◆ Exercise requirements
Report the count of lines where the string "computing" appears, and nothing else.

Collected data
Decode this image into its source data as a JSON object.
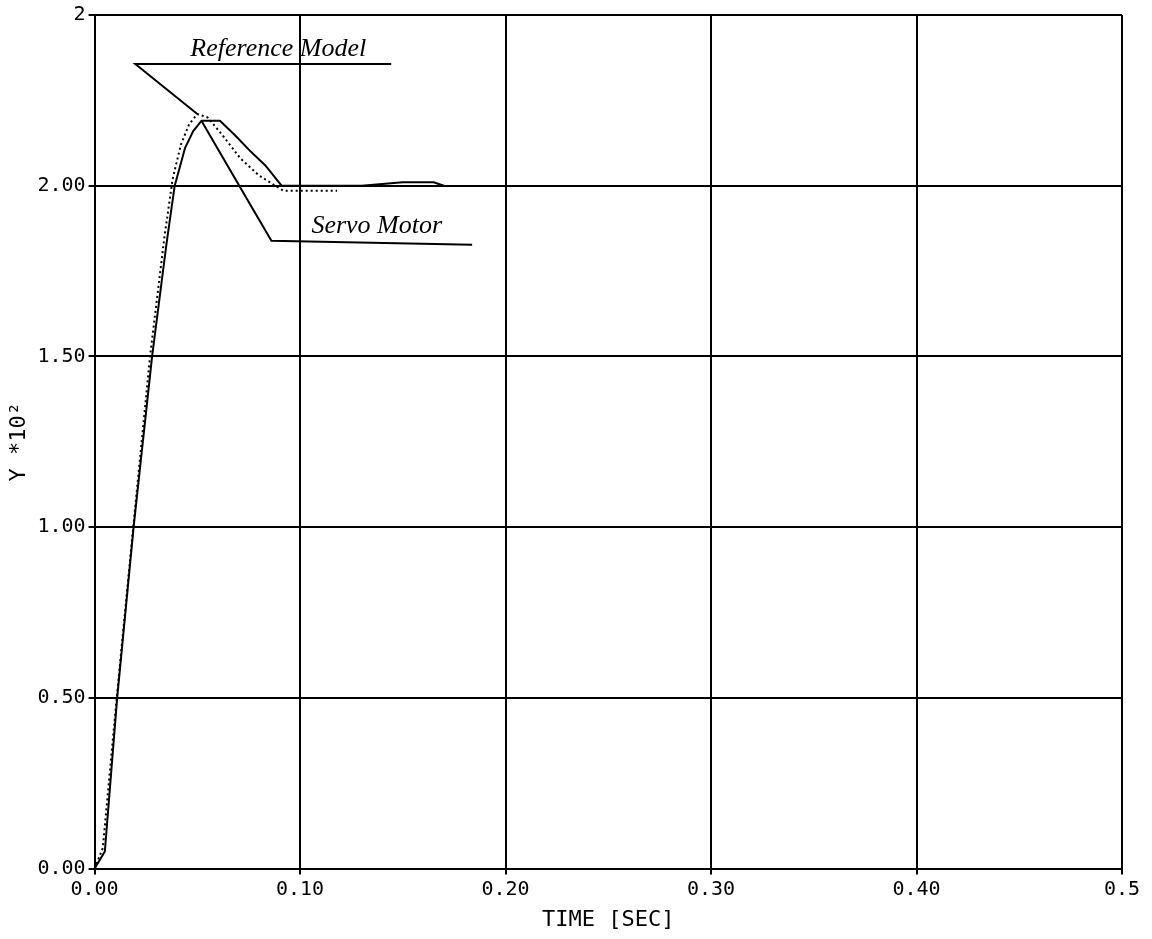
{
  "chart_data": {
    "type": "line",
    "xlabel": "TIME [SEC]",
    "ylabel": "Y *10²",
    "xlim": [
      0,
      0.5
    ],
    "xticks": [
      {
        "value": 0,
        "label": "0.00"
      },
      {
        "value": 0.1,
        "label": "0.10"
      },
      {
        "value": 0.2,
        "label": "0.20"
      },
      {
        "value": 0.3,
        "label": "0.30"
      },
      {
        "value": 0.4,
        "label": "0.40"
      },
      {
        "value": 0.5,
        "label": "0.5"
      }
    ],
    "ylim": [
      0,
      2.5
    ],
    "yticks": [
      {
        "value": 0,
        "label": "0.00"
      },
      {
        "value": 0.5,
        "label": "0.50"
      },
      {
        "value": 1,
        "label": "1.00"
      },
      {
        "value": 1.5,
        "label": "1.50"
      },
      {
        "value": 2,
        "label": "2.00"
      },
      {
        "value": 2.5,
        "label": "2"
      }
    ],
    "grid": true,
    "legend": false,
    "marker": "none",
    "series": [
      {
        "color": "#000000",
        "line_style": "dotted",
        "x": [
          0,
          0.004,
          0.01,
          0.018,
          0.027,
          0.034,
          0.038,
          0.042,
          0.046,
          0.05,
          0.055,
          0.062,
          0.071,
          0.08,
          0.088,
          0.092,
          0.1,
          0.11,
          0.118
        ],
        "values": [
          0,
          0.06,
          0.45,
          0.95,
          1.5,
          1.85,
          2.02,
          2.12,
          2.18,
          2.21,
          2.2,
          2.15,
          2.08,
          2.03,
          2.0,
          1.985,
          1.985,
          1.985,
          1.985
        ]
      },
      {
        "color": "#000000",
        "line_style": "solid",
        "x": [
          0,
          0.005,
          0.011,
          0.019,
          0.028,
          0.035,
          0.039,
          0.044,
          0.048,
          0.052,
          0.061,
          0.068,
          0.076,
          0.083,
          0.091,
          0.1,
          0.13,
          0.15,
          0.165,
          0.17
        ],
        "values": [
          0,
          0.05,
          0.5,
          1.0,
          1.5,
          1.83,
          2.0,
          2.11,
          2.16,
          2.19,
          2.19,
          2.15,
          2.1,
          2.06,
          2.0,
          2.0,
          2.0,
          2.01,
          2.01,
          2.0
        ]
      }
    ],
    "annotations": [
      {
        "text": "Reference Model",
        "x": 0.05,
        "y": 2.21
      },
      {
        "text": "Servo Motor",
        "x": 0.052,
        "y": 2.19
      }
    ]
  }
}
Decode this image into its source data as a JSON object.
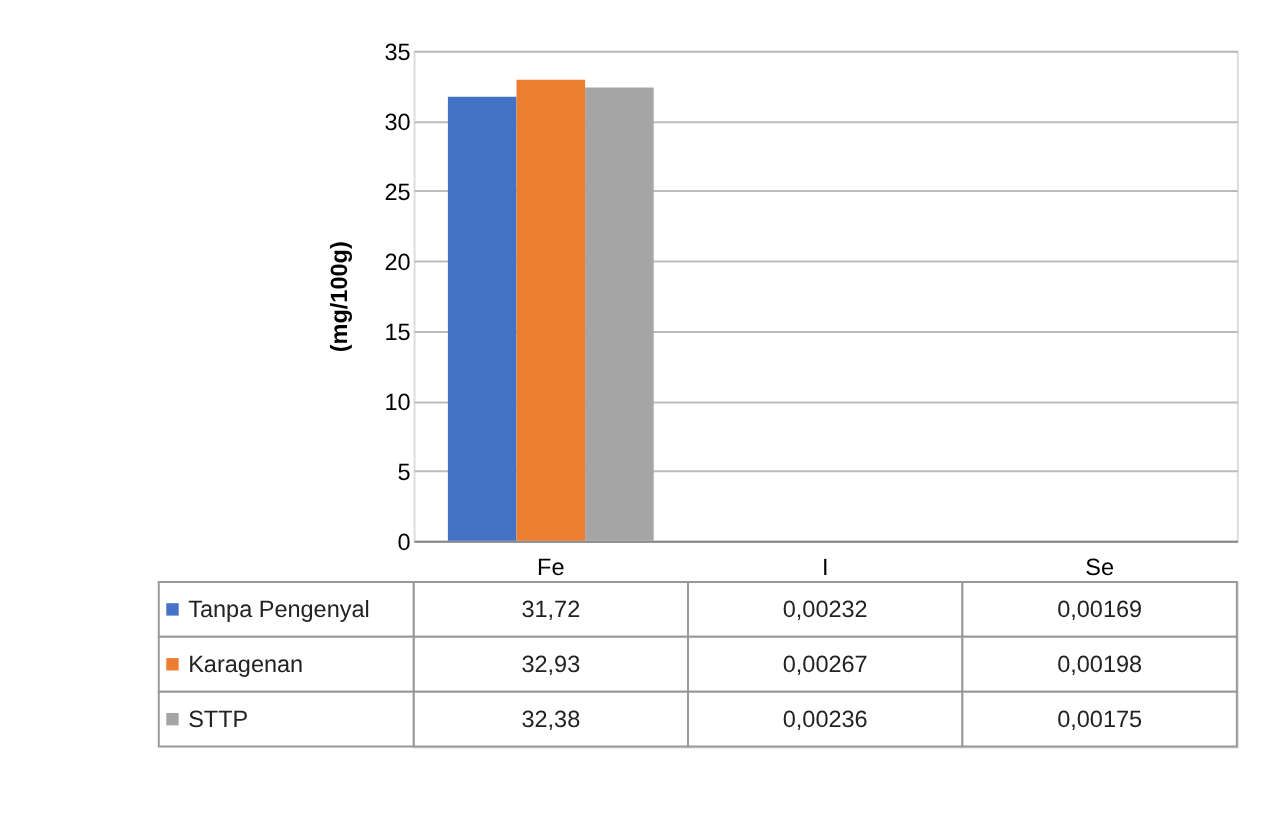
{
  "chart_data": {
    "type": "bar",
    "ylabel": "(mg/100g)",
    "categories": [
      "Fe",
      "I",
      "Se"
    ],
    "series": [
      {
        "name": "Tanpa Pengenyal",
        "color": "#4472c4",
        "values": [
          31.72,
          0.00232,
          0.00169
        ],
        "value_labels": [
          "31,72",
          "0,00232",
          "0,00169"
        ]
      },
      {
        "name": "Karagenan",
        "color": "#ed7d31",
        "values": [
          32.93,
          0.00267,
          0.00198
        ],
        "value_labels": [
          "32,93",
          "0,00267",
          "0,00198"
        ]
      },
      {
        "name": "STTP",
        "color": "#a5a5a5",
        "values": [
          32.38,
          0.00236,
          0.00175
        ],
        "value_labels": [
          "32,38",
          "0,00236",
          "0,00175"
        ]
      }
    ],
    "ylim": [
      0,
      35
    ],
    "yticks": [
      0,
      5,
      10,
      15,
      20,
      25,
      30,
      35
    ],
    "grid": "y",
    "legend": "bottom"
  }
}
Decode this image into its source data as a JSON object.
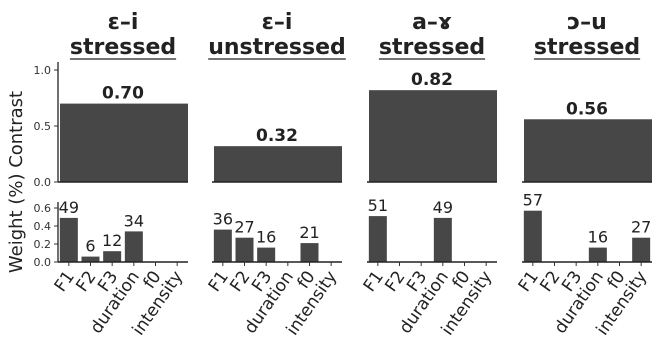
{
  "chart_data": {
    "type": "bar",
    "ylabel": "Weight (%) Contrast",
    "bar_color": "#474747",
    "contrast_ylim": [
      0,
      1.0
    ],
    "contrast_ticks": [
      "0.0",
      "0.5",
      "1.0"
    ],
    "weight_ylim": [
      0,
      0.6
    ],
    "weight_ticks": [
      "0.0",
      "0.2",
      "0.4",
      "0.6"
    ],
    "cues": [
      "F1",
      "F2",
      "F3",
      "duration",
      "f0",
      "intensity"
    ],
    "panels": [
      {
        "title_line1": "ɛ–i",
        "title_line2": "stressed",
        "contrast": 0.7,
        "contrast_label": "0.70",
        "weights": [
          0.49,
          0.06,
          0.12,
          0.34,
          null,
          null
        ],
        "weight_labels": [
          "49",
          "6",
          "12",
          "34",
          "",
          ""
        ]
      },
      {
        "title_line1": "ɛ–i",
        "title_line2": "unstressed",
        "contrast": 0.32,
        "contrast_label": "0.32",
        "weights": [
          0.36,
          0.27,
          0.16,
          null,
          0.21,
          null
        ],
        "weight_labels": [
          "36",
          "27",
          "16",
          "",
          "21",
          ""
        ]
      },
      {
        "title_line1": "a–ɤ",
        "title_line2": "stressed",
        "contrast": 0.82,
        "contrast_label": "0.82",
        "weights": [
          0.51,
          null,
          null,
          0.49,
          null,
          null
        ],
        "weight_labels": [
          "51",
          "",
          "",
          "49",
          "",
          ""
        ]
      },
      {
        "title_line1": "ɔ–u",
        "title_line2": "stressed",
        "contrast": 0.56,
        "contrast_label": "0.56",
        "weights": [
          0.57,
          null,
          null,
          0.16,
          null,
          0.27
        ],
        "weight_labels": [
          "57",
          "",
          "",
          "16",
          "",
          "27"
        ]
      }
    ]
  }
}
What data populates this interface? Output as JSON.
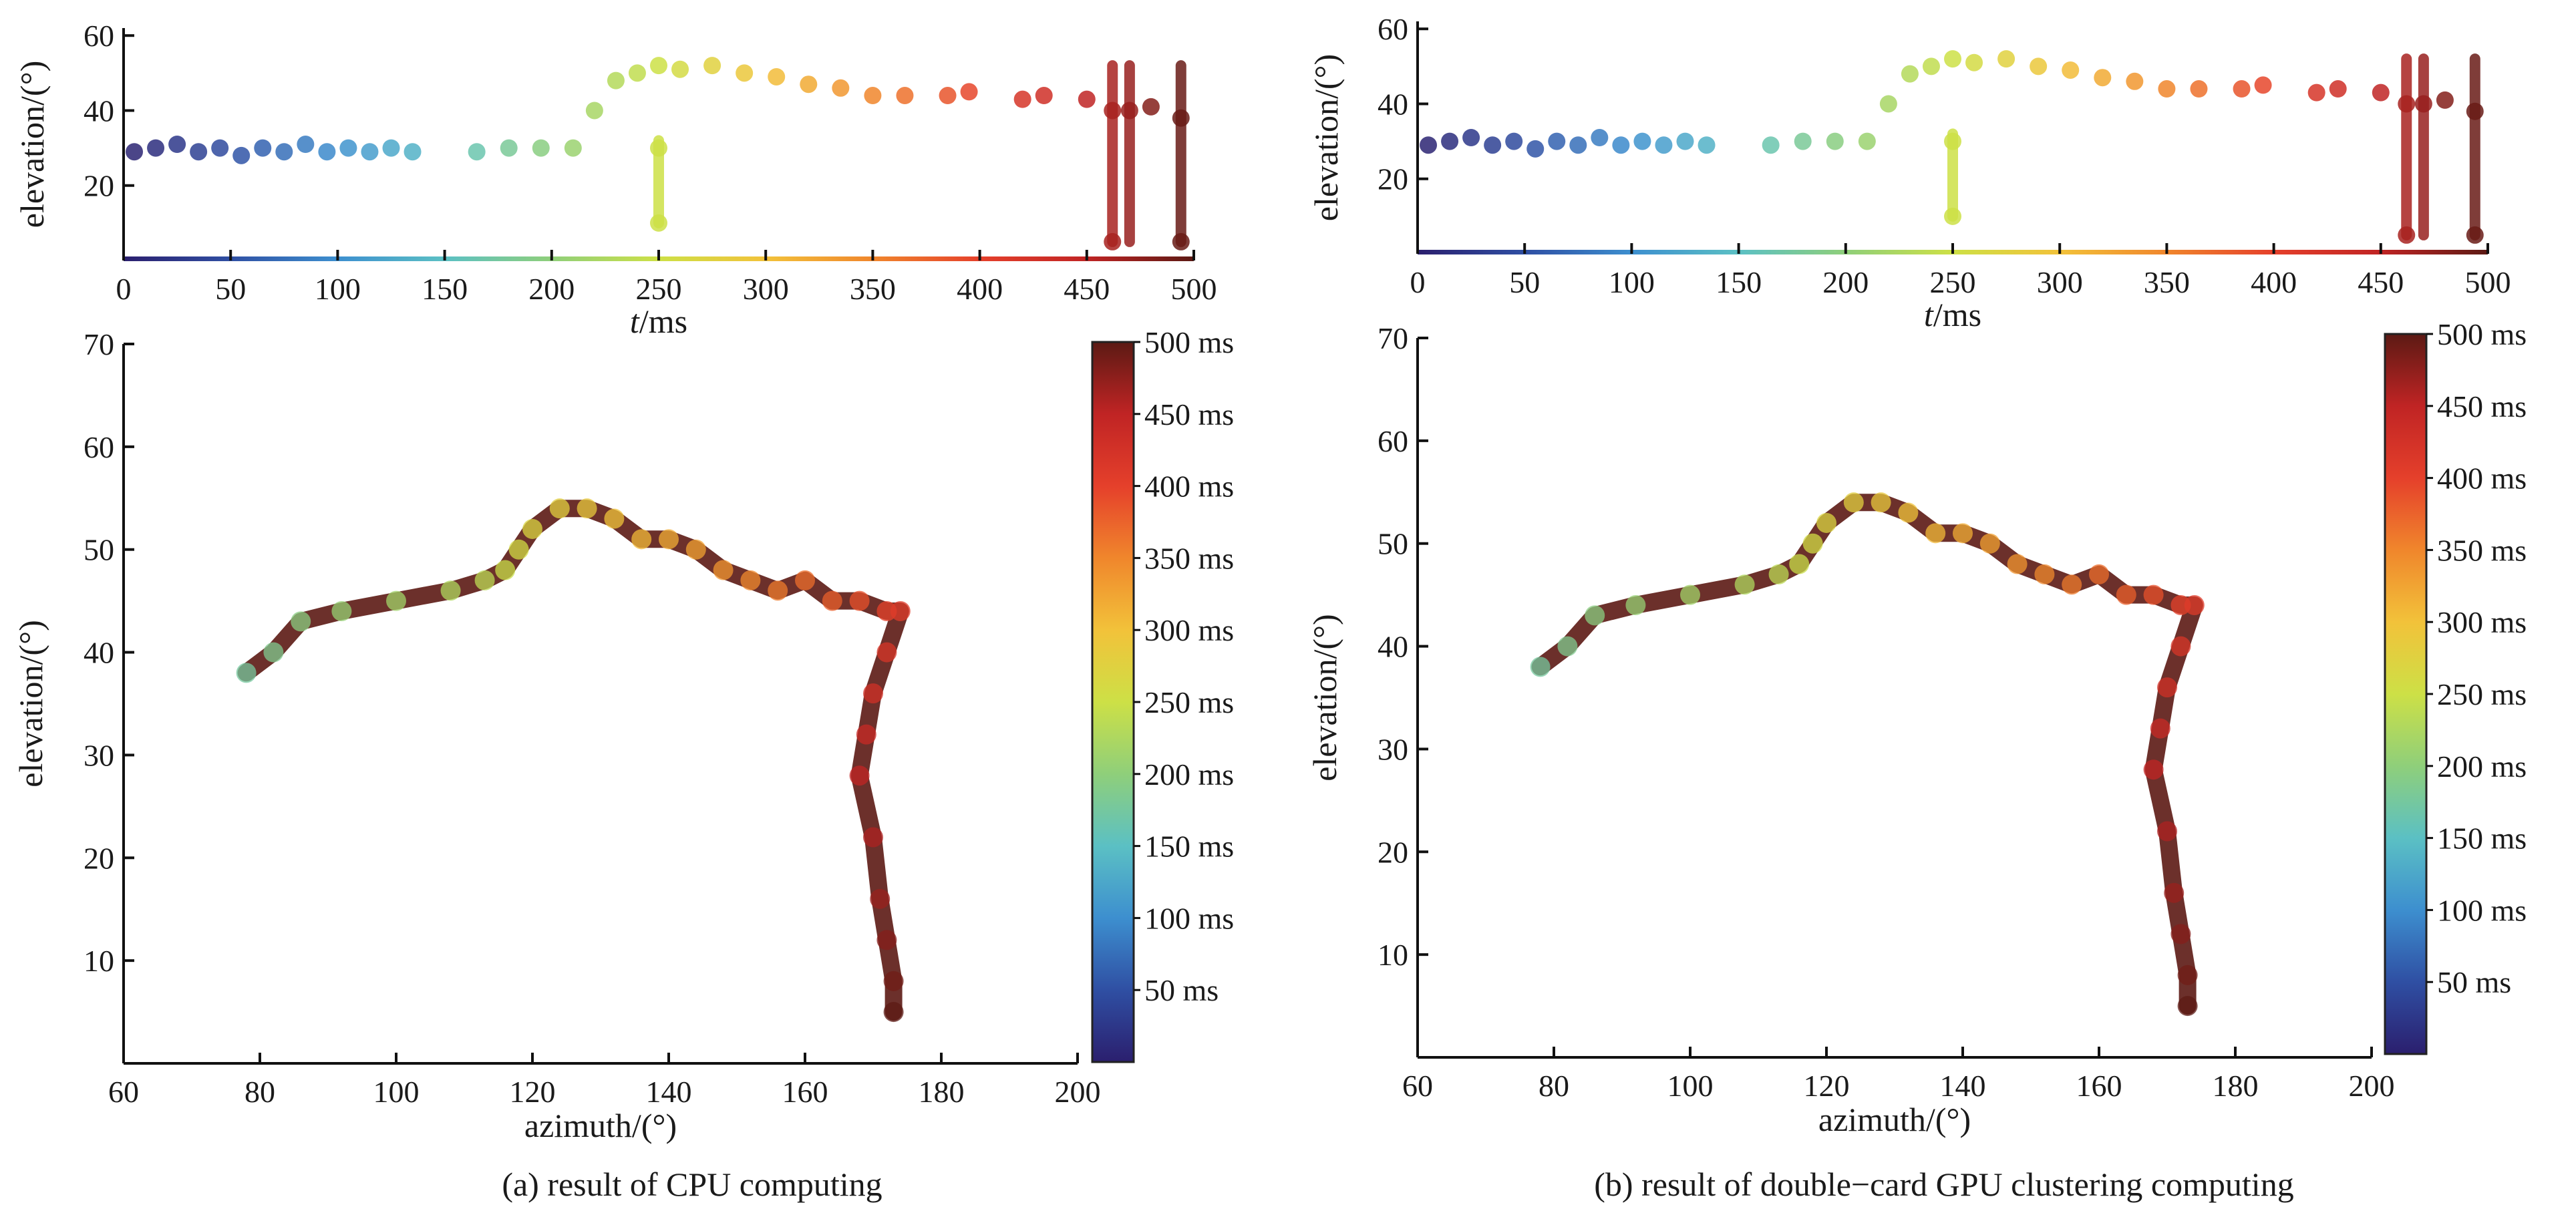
{
  "panels": [
    {
      "caption": "(a) result of CPU computing"
    },
    {
      "caption": "(b) result of double−card GPU clustering computing"
    }
  ],
  "colorbar": {
    "ticks": [
      "50 ms",
      "100 ms",
      "150 ms",
      "200 ms",
      "250 ms",
      "300 ms",
      "350 ms",
      "400 ms",
      "450 ms",
      "500 ms"
    ],
    "stops": [
      "#2b1f6e",
      "#2f4fa3",
      "#3d8fcf",
      "#5bc0c4",
      "#8fcf7a",
      "#cde046",
      "#f2c23a",
      "#f0862c",
      "#e5402b",
      "#c02424",
      "#5c1a14"
    ]
  },
  "chart_data": [
    {
      "panel": "a",
      "subplot": "top",
      "type": "scatter",
      "xlabel": "t/ms",
      "ylabel": "elevation/(°)",
      "xlim": [
        0,
        500
      ],
      "ylim": [
        0,
        62
      ],
      "xticks": [
        0,
        50,
        100,
        150,
        200,
        250,
        300,
        350,
        400,
        450,
        500
      ],
      "yticks": [
        20,
        40,
        60
      ],
      "color_encodes": "t/ms",
      "series": [
        {
          "name": "",
          "x": [
            5,
            15,
            25,
            35,
            45,
            55,
            65,
            75,
            85,
            95,
            105,
            115,
            125,
            135,
            165,
            180,
            195,
            210,
            220,
            230,
            240,
            250,
            250,
            250,
            260,
            275,
            290,
            305,
            320,
            335,
            350,
            365,
            385,
            395,
            420,
            430,
            450,
            462,
            462,
            470,
            480,
            494,
            494
          ],
          "y": [
            29,
            30,
            31,
            29,
            30,
            28,
            30,
            29,
            31,
            29,
            30,
            29,
            30,
            29,
            29,
            30,
            30,
            30,
            40,
            48,
            50,
            30,
            10,
            52,
            51,
            52,
            50,
            49,
            47,
            46,
            44,
            44,
            44,
            45,
            43,
            44,
            43,
            40,
            5,
            40,
            41,
            38,
            5
          ]
        }
      ]
    },
    {
      "panel": "a",
      "subplot": "main",
      "type": "scatter",
      "xlabel": "azimuth/(°)",
      "ylabel": "elevation/(°)",
      "xlim": [
        60,
        200
      ],
      "ylim": [
        0,
        70
      ],
      "xticks": [
        60,
        80,
        100,
        120,
        140,
        160,
        180,
        200
      ],
      "yticks": [
        10,
        20,
        30,
        40,
        50,
        60,
        70
      ],
      "color_encodes": "t/ms",
      "series": [
        {
          "name": "",
          "x": [
            78,
            82,
            86,
            92,
            100,
            108,
            113,
            116,
            118,
            120,
            124,
            128,
            132,
            136,
            140,
            144,
            148,
            152,
            156,
            160,
            164,
            168,
            172,
            174,
            172,
            170,
            169,
            168,
            170,
            171,
            172,
            173,
            173
          ],
          "y": [
            38,
            40,
            43,
            44,
            45,
            46,
            47,
            48,
            50,
            52,
            54,
            54,
            53,
            51,
            51,
            50,
            48,
            47,
            46,
            47,
            45,
            45,
            44,
            44,
            40,
            36,
            32,
            28,
            22,
            16,
            12,
            8,
            5
          ]
        }
      ]
    },
    {
      "panel": "b",
      "subplot": "top",
      "type": "scatter",
      "xlabel": "t/ms",
      "ylabel": "elevation/(°)",
      "xlim": [
        0,
        500
      ],
      "ylim": [
        0,
        62
      ],
      "xticks": [
        0,
        50,
        100,
        150,
        200,
        250,
        300,
        350,
        400,
        450,
        500
      ],
      "yticks": [
        20,
        40,
        60
      ],
      "color_encodes": "t/ms",
      "series": [
        {
          "name": "",
          "x": [
            5,
            15,
            25,
            35,
            45,
            55,
            65,
            75,
            85,
            95,
            105,
            115,
            125,
            135,
            165,
            180,
            195,
            210,
            220,
            230,
            240,
            250,
            250,
            250,
            260,
            275,
            290,
            305,
            320,
            335,
            350,
            365,
            385,
            395,
            420,
            430,
            450,
            462,
            462,
            470,
            480,
            494,
            494
          ],
          "y": [
            29,
            30,
            31,
            29,
            30,
            28,
            30,
            29,
            31,
            29,
            30,
            29,
            30,
            29,
            29,
            30,
            30,
            30,
            40,
            48,
            50,
            30,
            10,
            52,
            51,
            52,
            50,
            49,
            47,
            46,
            44,
            44,
            44,
            45,
            43,
            44,
            43,
            40,
            5,
            40,
            41,
            38,
            5
          ]
        }
      ]
    },
    {
      "panel": "b",
      "subplot": "main",
      "type": "scatter",
      "xlabel": "azimuth/(°)",
      "ylabel": "elevation/(°)",
      "xlim": [
        60,
        200
      ],
      "ylim": [
        0,
        70
      ],
      "xticks": [
        60,
        80,
        100,
        120,
        140,
        160,
        180,
        200
      ],
      "yticks": [
        10,
        20,
        30,
        40,
        50,
        60,
        70
      ],
      "color_encodes": "t/ms",
      "series": [
        {
          "name": "",
          "x": [
            78,
            82,
            86,
            92,
            100,
            108,
            113,
            116,
            118,
            120,
            124,
            128,
            132,
            136,
            140,
            144,
            148,
            152,
            156,
            160,
            164,
            168,
            172,
            174,
            172,
            170,
            169,
            168,
            170,
            171,
            172,
            173,
            173
          ],
          "y": [
            38,
            40,
            43,
            44,
            45,
            46,
            47,
            48,
            50,
            52,
            54,
            54,
            53,
            51,
            51,
            50,
            48,
            47,
            46,
            47,
            45,
            45,
            44,
            44,
            40,
            36,
            32,
            28,
            22,
            16,
            12,
            8,
            5
          ]
        }
      ]
    }
  ]
}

◆ Output of the exercise
2